• **Description of the task**
Sift the listing for lines that hold the string "content" and pull them out.

[Start of Supplied information]

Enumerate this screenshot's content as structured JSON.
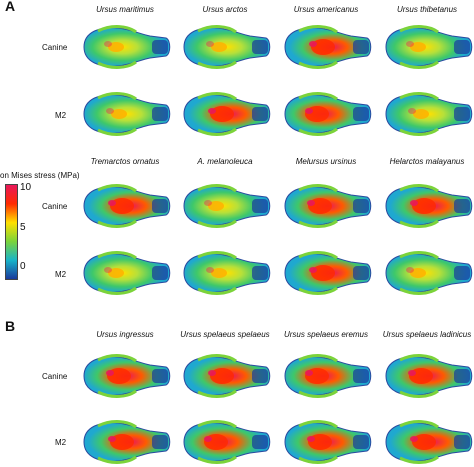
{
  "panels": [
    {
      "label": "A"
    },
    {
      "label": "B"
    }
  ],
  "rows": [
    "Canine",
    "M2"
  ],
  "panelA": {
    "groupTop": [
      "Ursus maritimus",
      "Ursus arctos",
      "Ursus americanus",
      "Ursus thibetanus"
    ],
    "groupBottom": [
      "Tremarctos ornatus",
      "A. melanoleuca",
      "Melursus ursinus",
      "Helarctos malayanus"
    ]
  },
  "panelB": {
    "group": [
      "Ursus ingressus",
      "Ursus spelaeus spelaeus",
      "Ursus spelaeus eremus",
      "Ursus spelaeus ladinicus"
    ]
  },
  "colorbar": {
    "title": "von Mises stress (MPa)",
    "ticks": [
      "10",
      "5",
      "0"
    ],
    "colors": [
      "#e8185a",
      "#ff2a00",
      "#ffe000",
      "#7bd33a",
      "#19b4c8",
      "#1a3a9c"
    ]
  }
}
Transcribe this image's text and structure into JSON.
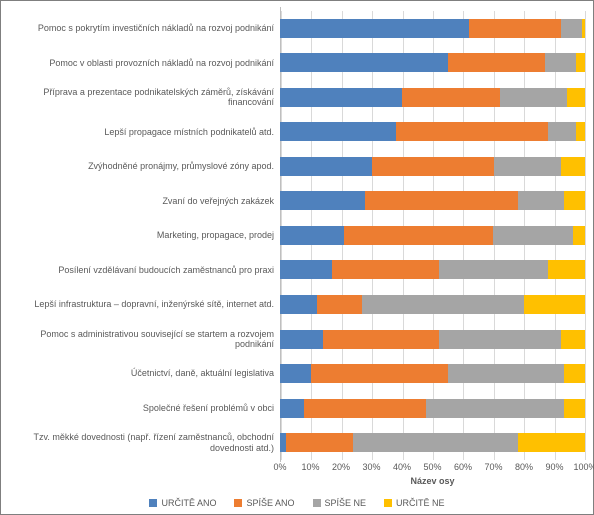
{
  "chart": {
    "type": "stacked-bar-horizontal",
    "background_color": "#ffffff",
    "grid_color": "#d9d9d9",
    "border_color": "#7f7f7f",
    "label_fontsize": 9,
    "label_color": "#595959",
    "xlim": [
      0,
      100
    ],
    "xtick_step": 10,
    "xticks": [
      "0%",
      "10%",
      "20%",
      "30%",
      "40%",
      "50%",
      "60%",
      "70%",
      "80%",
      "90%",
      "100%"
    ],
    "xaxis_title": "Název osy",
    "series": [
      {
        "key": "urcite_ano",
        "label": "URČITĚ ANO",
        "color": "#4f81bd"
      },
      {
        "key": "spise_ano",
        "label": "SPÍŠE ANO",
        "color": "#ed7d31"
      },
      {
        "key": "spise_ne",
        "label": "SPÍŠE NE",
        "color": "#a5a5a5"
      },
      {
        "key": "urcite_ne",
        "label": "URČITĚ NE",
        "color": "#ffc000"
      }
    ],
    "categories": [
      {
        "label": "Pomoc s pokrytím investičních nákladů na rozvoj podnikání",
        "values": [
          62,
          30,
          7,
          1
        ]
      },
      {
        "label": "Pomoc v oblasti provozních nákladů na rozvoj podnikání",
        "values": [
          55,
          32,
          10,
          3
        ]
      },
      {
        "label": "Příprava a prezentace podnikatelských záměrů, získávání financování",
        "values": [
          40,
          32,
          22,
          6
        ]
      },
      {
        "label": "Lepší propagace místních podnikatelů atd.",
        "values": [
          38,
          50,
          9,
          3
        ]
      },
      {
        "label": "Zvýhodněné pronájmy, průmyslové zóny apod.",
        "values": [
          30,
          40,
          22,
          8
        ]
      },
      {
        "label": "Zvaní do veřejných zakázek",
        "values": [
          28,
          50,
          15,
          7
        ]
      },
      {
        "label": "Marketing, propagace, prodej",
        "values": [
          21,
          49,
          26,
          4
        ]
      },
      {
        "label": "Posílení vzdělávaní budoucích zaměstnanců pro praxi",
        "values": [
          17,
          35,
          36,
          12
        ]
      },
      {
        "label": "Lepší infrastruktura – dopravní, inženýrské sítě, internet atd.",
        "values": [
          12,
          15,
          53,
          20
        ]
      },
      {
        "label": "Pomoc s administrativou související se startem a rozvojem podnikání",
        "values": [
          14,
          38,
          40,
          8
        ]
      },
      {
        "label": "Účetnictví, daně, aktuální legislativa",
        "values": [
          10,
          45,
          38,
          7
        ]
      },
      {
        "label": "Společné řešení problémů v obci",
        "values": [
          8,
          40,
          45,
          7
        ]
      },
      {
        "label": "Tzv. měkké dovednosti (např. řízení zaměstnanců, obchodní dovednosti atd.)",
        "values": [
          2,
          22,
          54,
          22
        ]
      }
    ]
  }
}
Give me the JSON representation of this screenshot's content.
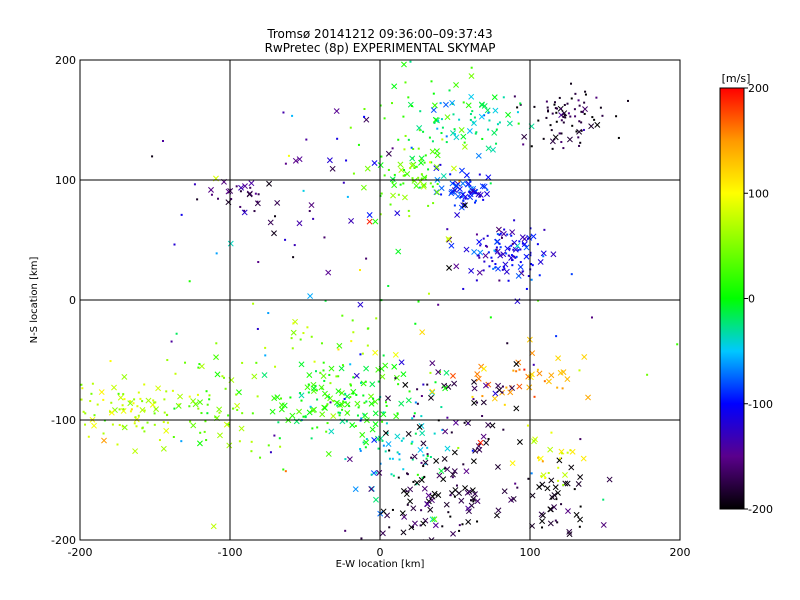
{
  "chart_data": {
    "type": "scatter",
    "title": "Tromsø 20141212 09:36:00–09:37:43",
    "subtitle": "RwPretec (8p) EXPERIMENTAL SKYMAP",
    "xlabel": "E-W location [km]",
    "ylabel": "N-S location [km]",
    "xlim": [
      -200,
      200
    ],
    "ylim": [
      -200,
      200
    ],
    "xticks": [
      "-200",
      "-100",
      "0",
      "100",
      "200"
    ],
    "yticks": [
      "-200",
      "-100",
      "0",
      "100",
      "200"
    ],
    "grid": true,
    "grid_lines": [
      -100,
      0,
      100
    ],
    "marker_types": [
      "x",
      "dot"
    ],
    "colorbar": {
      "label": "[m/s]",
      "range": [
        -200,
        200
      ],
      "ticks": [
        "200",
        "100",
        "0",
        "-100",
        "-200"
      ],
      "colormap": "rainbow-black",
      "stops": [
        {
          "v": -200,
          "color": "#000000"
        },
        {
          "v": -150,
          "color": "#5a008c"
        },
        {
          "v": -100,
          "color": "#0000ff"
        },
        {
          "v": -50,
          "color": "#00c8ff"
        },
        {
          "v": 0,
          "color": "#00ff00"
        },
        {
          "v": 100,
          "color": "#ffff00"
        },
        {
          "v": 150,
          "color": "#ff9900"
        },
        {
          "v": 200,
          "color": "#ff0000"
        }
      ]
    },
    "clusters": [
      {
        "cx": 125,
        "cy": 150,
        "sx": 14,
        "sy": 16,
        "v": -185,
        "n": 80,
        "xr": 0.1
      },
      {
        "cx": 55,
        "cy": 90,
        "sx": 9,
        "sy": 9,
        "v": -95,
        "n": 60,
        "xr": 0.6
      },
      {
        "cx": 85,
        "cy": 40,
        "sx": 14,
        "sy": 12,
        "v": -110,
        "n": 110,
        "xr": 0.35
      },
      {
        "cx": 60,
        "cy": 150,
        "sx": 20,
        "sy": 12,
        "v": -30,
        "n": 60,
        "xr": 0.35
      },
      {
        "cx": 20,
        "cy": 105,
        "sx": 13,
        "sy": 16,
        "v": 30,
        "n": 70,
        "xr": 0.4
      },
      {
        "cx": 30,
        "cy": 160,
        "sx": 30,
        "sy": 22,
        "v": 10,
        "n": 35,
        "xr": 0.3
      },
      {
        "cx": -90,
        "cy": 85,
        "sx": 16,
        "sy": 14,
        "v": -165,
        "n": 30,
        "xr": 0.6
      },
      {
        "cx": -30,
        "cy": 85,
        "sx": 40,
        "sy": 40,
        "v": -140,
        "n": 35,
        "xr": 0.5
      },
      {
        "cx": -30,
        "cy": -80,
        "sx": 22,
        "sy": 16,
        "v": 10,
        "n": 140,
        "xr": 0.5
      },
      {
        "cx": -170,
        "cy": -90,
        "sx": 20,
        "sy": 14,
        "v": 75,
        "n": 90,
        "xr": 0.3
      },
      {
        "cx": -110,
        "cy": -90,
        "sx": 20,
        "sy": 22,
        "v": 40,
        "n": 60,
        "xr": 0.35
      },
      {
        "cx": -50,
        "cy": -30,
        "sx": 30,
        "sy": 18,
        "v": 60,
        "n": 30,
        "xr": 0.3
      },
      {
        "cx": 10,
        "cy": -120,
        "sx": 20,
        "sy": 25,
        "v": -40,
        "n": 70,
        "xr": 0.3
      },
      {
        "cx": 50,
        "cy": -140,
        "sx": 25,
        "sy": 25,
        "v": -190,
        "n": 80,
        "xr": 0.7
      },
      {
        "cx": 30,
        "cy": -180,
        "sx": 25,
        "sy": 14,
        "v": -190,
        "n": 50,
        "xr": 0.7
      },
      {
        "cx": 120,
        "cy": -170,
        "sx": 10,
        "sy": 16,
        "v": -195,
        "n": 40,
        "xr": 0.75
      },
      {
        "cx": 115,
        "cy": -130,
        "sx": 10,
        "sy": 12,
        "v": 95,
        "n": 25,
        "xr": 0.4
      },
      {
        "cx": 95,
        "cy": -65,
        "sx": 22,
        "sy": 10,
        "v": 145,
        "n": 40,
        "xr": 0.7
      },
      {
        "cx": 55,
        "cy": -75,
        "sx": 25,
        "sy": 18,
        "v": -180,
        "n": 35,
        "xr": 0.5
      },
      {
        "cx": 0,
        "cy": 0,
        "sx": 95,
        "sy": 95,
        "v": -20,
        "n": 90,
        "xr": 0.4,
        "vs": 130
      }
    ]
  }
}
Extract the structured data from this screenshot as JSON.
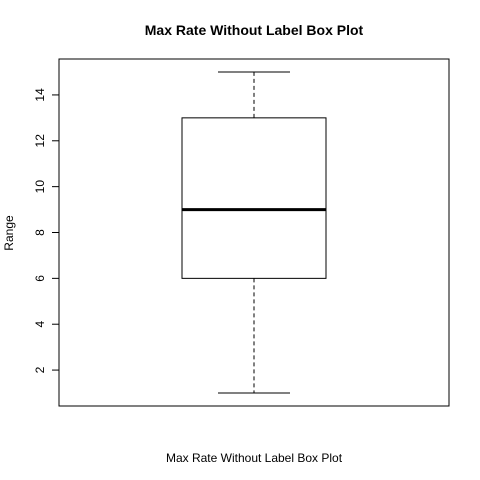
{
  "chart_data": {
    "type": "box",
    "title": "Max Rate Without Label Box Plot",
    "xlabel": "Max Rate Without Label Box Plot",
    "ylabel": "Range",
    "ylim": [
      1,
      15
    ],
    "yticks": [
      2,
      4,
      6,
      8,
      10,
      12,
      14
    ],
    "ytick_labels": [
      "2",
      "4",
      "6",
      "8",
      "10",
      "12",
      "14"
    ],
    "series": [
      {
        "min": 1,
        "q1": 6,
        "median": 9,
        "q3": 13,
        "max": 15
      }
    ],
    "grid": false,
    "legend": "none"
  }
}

[End of Supplied information]

• **Written response**
Enumerate this screenshot's content as structured JSON.
Give me the JSON representation of this screenshot's content.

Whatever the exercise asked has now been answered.